▶ **Supplied material**
=====
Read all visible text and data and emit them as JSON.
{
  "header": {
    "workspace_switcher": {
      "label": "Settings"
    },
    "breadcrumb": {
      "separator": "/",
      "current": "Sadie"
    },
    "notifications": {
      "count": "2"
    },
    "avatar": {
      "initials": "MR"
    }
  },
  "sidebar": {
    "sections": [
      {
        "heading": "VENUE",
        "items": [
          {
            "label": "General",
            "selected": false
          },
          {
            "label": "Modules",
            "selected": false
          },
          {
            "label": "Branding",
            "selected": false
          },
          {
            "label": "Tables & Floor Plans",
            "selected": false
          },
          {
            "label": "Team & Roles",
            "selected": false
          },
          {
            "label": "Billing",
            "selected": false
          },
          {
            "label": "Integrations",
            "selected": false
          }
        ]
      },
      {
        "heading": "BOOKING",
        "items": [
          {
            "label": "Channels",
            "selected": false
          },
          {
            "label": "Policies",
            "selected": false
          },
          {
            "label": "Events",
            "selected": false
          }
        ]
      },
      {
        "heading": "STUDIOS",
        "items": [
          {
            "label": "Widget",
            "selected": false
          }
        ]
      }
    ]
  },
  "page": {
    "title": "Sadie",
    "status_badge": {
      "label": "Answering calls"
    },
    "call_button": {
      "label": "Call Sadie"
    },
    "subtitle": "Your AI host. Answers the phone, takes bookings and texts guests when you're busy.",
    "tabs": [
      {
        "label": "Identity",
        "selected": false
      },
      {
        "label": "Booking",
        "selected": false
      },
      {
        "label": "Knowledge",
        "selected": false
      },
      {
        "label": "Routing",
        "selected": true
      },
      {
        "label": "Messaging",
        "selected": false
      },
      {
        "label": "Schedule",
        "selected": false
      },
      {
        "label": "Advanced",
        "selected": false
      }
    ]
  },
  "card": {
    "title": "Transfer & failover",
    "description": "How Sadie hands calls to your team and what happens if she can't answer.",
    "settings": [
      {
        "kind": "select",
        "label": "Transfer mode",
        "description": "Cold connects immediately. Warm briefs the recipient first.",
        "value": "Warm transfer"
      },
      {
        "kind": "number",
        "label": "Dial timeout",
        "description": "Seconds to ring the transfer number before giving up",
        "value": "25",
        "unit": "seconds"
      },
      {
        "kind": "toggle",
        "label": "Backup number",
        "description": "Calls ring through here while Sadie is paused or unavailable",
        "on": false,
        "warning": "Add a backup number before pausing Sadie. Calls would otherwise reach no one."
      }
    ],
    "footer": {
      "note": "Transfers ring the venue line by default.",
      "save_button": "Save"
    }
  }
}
=====
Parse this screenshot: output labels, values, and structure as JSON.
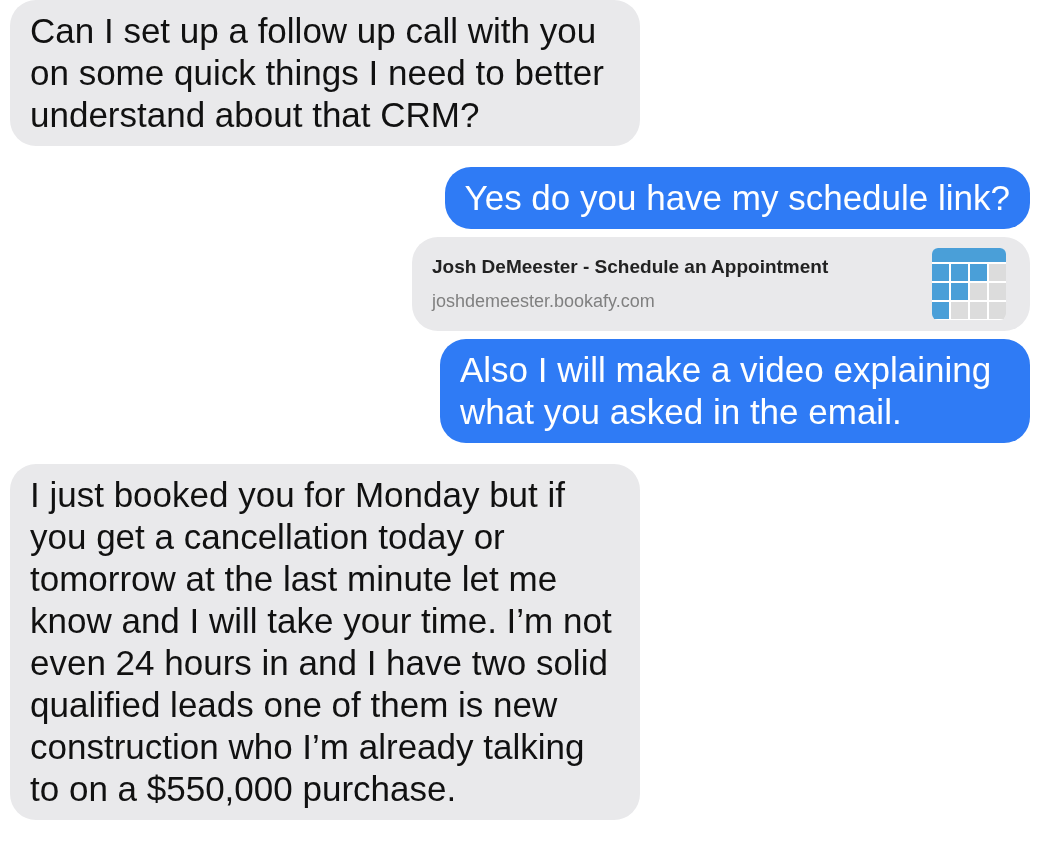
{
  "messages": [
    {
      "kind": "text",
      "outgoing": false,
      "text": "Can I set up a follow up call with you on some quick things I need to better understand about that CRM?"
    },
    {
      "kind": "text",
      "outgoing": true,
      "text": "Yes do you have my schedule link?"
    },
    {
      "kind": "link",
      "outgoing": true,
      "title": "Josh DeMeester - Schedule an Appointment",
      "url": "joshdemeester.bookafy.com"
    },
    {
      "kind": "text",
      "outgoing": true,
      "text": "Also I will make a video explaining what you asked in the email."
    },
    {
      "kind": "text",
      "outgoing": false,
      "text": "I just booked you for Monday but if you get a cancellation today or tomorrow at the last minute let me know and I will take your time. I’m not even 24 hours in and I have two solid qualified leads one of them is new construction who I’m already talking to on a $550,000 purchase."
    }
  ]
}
=====
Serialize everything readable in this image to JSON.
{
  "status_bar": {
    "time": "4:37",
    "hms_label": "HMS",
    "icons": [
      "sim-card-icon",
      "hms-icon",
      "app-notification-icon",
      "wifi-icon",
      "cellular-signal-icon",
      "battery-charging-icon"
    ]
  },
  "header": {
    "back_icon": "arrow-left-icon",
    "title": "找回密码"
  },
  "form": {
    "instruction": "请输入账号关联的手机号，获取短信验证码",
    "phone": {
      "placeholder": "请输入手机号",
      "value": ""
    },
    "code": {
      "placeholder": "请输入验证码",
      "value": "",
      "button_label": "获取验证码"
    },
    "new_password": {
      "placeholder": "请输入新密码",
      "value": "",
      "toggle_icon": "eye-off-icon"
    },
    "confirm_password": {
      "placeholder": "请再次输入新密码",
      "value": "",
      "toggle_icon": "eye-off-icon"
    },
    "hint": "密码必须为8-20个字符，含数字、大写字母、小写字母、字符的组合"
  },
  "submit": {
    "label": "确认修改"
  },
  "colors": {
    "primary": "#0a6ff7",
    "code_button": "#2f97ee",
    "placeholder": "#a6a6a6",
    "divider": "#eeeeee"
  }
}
=====
▶ **Exercise directions**
Look through the data above. Copy every line with the string "number" in it.

▶ **Result of the task**
        "kind": "number",
        "description": "Seconds to ring the transfer number before giving up",
        "label": "Backup number",
        "warning": "Add a backup number before pausing Sadie. Calls would otherwise reach no one."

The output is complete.